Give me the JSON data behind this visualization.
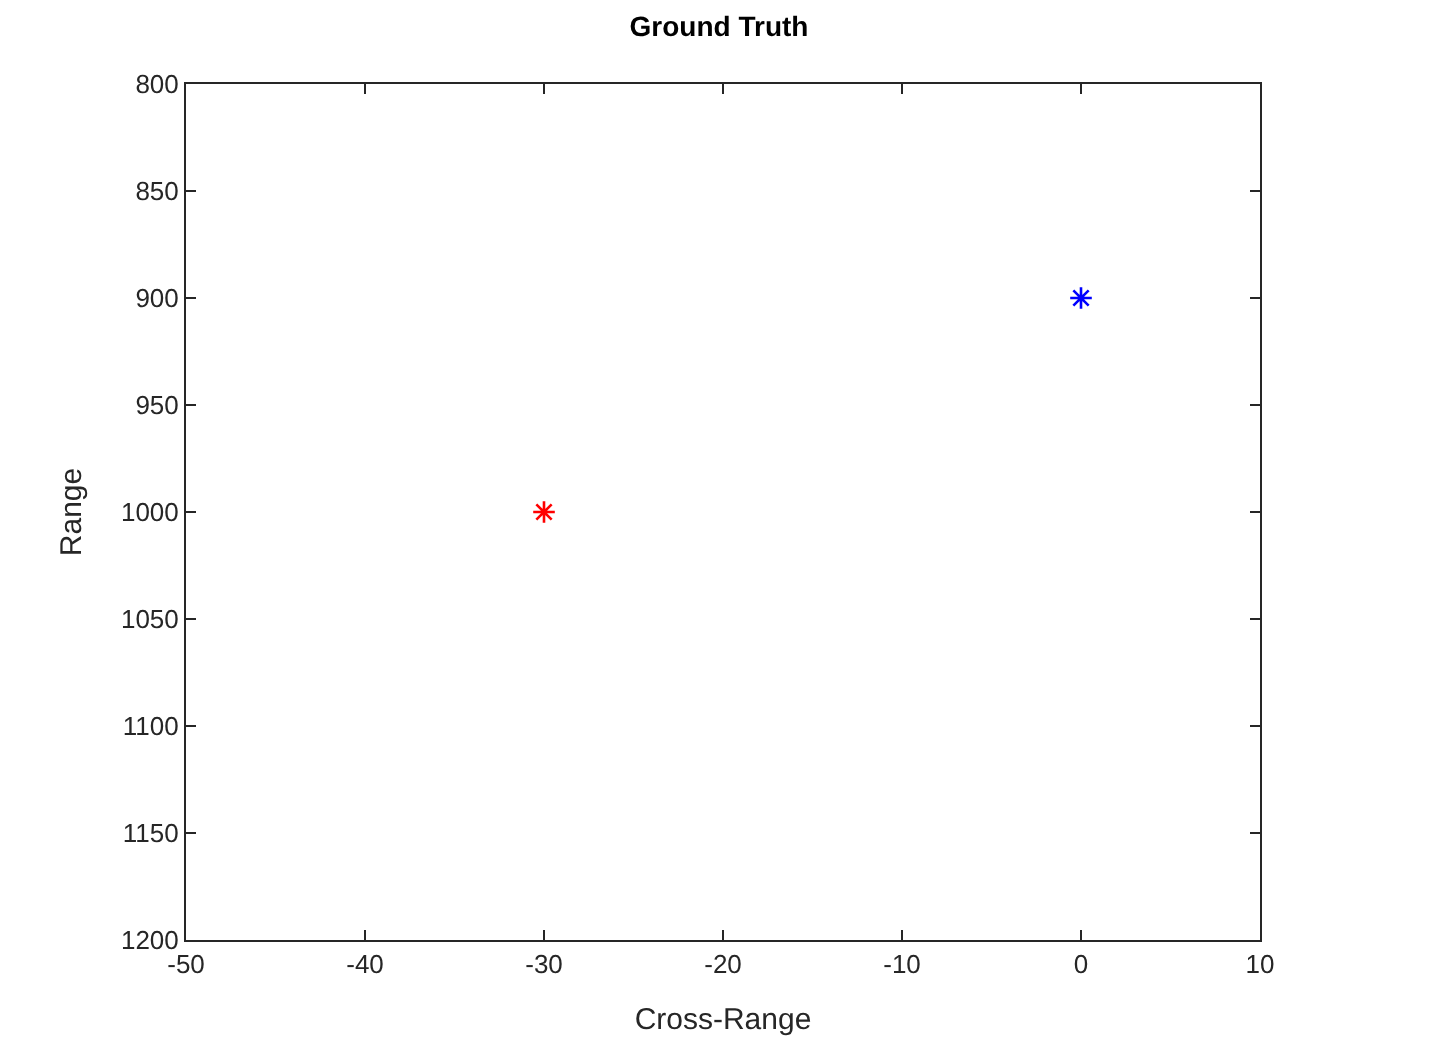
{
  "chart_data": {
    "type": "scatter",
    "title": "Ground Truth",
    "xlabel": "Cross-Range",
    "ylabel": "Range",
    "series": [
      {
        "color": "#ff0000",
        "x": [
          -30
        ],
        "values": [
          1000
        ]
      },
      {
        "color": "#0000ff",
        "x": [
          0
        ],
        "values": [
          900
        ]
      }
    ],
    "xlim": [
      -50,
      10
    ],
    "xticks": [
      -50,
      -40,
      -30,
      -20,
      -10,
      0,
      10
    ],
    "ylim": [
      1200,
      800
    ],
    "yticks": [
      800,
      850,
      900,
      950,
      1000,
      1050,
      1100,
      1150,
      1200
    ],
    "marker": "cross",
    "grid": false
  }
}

* * *

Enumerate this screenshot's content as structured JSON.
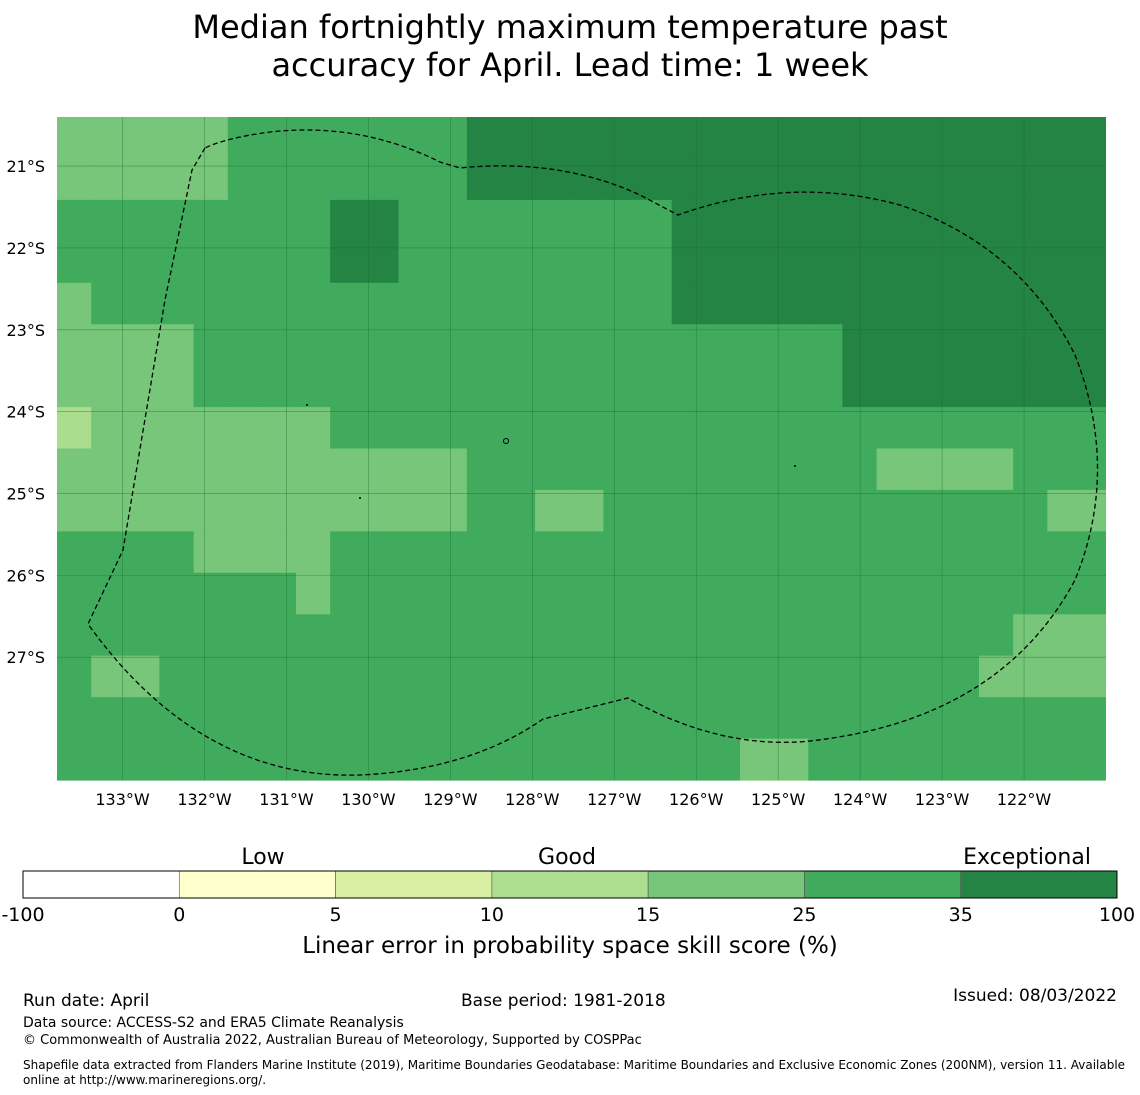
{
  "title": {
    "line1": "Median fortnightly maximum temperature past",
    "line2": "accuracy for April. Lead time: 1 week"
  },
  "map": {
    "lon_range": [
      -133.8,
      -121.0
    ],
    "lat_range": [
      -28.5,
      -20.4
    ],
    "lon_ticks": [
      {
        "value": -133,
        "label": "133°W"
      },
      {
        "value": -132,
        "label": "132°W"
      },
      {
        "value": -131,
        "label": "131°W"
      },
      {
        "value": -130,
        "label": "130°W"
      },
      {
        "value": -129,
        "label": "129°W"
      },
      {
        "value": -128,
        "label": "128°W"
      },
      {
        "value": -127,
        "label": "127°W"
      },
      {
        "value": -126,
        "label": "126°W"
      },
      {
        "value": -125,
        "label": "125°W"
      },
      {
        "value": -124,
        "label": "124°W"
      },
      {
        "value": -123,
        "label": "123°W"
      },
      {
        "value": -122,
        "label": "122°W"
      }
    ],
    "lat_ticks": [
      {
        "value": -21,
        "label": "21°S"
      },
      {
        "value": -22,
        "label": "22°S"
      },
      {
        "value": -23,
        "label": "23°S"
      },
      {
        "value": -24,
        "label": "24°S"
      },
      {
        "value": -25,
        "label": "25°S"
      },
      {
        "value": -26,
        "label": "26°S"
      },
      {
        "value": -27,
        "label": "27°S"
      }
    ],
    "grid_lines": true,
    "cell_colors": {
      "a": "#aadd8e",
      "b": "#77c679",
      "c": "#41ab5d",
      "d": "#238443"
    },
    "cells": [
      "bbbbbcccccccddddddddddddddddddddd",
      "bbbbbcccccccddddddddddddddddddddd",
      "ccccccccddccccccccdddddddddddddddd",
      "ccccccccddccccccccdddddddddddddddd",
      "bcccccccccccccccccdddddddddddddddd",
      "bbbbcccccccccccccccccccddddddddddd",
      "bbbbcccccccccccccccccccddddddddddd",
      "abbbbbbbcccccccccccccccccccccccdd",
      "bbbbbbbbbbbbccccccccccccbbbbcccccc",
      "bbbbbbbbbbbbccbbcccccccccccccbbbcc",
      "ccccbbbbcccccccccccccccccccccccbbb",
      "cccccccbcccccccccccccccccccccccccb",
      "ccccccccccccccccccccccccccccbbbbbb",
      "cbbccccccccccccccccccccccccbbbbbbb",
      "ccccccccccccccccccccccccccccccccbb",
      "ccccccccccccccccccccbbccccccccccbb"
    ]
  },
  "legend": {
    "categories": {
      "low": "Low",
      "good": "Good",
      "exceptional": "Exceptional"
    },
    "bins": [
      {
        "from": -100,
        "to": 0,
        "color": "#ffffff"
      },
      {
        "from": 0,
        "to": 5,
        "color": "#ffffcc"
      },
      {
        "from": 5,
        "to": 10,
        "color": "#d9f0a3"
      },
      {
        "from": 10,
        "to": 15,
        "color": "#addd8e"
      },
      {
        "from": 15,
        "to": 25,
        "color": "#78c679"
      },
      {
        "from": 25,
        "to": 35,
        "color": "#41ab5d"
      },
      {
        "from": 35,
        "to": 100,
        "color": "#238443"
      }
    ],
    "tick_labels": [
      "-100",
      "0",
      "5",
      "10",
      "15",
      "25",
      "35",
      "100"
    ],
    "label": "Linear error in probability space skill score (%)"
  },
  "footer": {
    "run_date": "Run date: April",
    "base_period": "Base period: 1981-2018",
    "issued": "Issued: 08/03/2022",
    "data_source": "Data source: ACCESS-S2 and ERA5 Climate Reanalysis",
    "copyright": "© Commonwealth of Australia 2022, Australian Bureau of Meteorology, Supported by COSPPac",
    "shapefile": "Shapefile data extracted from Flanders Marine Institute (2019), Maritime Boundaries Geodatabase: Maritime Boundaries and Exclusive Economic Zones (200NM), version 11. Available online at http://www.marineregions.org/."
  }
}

▸ **Exercise details**:
Report the count of lines in the entries that contain the string "from", and nothing besides it.

▸ **Response**:
8